[DATA TO PROCESS start]
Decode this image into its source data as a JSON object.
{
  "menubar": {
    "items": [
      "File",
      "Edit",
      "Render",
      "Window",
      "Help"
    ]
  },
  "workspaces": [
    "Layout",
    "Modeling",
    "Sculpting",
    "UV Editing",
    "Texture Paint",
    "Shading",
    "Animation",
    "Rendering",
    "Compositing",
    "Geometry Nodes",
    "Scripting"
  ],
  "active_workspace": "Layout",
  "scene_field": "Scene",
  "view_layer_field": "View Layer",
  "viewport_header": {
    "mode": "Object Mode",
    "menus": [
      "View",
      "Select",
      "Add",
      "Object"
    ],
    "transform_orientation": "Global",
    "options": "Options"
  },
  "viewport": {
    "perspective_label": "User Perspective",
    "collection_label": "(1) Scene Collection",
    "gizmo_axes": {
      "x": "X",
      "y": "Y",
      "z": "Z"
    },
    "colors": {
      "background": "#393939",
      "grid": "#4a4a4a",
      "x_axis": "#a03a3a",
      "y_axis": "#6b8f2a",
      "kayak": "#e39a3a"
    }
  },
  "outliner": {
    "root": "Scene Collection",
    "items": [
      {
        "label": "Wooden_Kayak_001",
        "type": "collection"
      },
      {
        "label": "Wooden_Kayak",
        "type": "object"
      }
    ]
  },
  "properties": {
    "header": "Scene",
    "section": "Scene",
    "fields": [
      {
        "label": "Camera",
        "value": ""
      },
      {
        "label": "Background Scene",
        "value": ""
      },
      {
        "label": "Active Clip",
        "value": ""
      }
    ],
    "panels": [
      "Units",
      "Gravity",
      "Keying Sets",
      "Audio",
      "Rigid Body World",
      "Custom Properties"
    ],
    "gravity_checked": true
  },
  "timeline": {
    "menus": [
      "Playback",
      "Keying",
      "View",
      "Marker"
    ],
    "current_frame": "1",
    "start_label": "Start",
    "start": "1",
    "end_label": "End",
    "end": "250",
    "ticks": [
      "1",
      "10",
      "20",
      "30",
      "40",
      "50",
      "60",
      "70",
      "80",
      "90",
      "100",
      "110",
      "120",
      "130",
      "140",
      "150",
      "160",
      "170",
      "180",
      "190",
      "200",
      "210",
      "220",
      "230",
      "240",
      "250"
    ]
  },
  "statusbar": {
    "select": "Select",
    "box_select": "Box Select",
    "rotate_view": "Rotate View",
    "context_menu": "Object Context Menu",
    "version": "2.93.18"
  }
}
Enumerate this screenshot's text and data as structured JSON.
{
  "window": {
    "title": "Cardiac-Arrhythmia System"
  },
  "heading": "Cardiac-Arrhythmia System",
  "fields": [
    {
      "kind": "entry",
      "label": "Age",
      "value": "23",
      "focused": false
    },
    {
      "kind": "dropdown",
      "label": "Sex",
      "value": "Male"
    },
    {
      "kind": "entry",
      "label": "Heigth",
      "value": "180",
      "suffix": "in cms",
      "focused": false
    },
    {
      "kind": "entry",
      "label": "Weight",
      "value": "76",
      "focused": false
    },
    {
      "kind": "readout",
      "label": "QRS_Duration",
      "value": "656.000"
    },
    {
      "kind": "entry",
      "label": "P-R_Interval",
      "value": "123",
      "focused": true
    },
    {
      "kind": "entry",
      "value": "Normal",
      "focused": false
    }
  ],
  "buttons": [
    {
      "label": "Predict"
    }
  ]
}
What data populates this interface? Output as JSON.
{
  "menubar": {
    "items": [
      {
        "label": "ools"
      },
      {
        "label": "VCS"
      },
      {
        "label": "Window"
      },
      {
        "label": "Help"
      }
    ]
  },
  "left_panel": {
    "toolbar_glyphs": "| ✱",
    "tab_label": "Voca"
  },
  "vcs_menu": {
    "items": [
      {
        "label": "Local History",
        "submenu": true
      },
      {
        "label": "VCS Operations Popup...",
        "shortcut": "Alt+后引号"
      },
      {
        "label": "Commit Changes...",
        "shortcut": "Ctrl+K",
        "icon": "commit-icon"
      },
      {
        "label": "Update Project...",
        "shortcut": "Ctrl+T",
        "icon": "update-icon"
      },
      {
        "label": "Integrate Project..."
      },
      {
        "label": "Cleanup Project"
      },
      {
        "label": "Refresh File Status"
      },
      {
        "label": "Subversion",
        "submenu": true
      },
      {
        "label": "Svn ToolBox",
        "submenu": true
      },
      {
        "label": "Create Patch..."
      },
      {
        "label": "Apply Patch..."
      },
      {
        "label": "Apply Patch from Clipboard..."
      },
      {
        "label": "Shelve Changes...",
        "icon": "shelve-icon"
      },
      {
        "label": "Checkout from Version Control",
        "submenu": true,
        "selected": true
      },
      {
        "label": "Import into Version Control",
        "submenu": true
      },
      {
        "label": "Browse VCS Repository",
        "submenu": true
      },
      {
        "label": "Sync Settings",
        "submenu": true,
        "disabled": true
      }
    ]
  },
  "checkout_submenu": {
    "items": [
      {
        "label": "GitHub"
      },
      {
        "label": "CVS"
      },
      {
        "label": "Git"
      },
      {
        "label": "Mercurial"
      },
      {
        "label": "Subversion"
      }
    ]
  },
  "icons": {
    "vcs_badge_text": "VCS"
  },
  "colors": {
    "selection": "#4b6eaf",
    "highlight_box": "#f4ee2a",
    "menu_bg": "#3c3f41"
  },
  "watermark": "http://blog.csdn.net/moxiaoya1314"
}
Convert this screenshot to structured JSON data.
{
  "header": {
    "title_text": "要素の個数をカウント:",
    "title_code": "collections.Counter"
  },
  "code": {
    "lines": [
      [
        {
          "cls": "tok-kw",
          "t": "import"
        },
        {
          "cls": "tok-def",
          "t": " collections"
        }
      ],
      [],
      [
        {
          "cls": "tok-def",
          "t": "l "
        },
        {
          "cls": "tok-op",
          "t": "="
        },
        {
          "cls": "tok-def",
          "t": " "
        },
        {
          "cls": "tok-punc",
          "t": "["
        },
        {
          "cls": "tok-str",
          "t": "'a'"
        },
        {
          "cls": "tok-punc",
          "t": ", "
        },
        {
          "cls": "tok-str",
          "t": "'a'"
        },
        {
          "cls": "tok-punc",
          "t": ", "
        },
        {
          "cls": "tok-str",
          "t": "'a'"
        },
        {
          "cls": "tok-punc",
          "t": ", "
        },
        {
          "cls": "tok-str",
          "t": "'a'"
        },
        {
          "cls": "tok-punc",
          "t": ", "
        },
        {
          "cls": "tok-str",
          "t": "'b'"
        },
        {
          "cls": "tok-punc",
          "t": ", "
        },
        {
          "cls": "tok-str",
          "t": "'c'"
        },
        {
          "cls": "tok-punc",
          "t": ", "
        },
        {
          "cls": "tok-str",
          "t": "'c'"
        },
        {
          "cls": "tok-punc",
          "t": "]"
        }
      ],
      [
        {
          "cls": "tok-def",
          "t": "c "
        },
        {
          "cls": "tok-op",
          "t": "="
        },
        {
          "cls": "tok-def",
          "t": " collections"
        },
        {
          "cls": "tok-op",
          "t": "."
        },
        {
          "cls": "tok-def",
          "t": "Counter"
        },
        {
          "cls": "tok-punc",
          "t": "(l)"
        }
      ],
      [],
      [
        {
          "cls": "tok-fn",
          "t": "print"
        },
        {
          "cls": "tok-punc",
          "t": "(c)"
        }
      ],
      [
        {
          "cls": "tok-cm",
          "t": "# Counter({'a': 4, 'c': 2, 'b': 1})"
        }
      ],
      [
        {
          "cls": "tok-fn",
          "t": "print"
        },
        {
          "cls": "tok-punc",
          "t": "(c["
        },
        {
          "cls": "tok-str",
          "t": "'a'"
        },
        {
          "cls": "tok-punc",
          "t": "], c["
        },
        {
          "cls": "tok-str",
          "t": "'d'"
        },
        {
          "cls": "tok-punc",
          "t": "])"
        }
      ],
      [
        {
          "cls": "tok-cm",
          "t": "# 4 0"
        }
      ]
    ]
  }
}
[DATA TO PROCESS end]
WHAT YOU ARE ASKED TO DO:
Extract all lines of the records above that include "System".

IN RESPONSE:
    "title": "Cardiac-Arrhythmia System"
  "heading": "Cardiac-Arrhythmia System",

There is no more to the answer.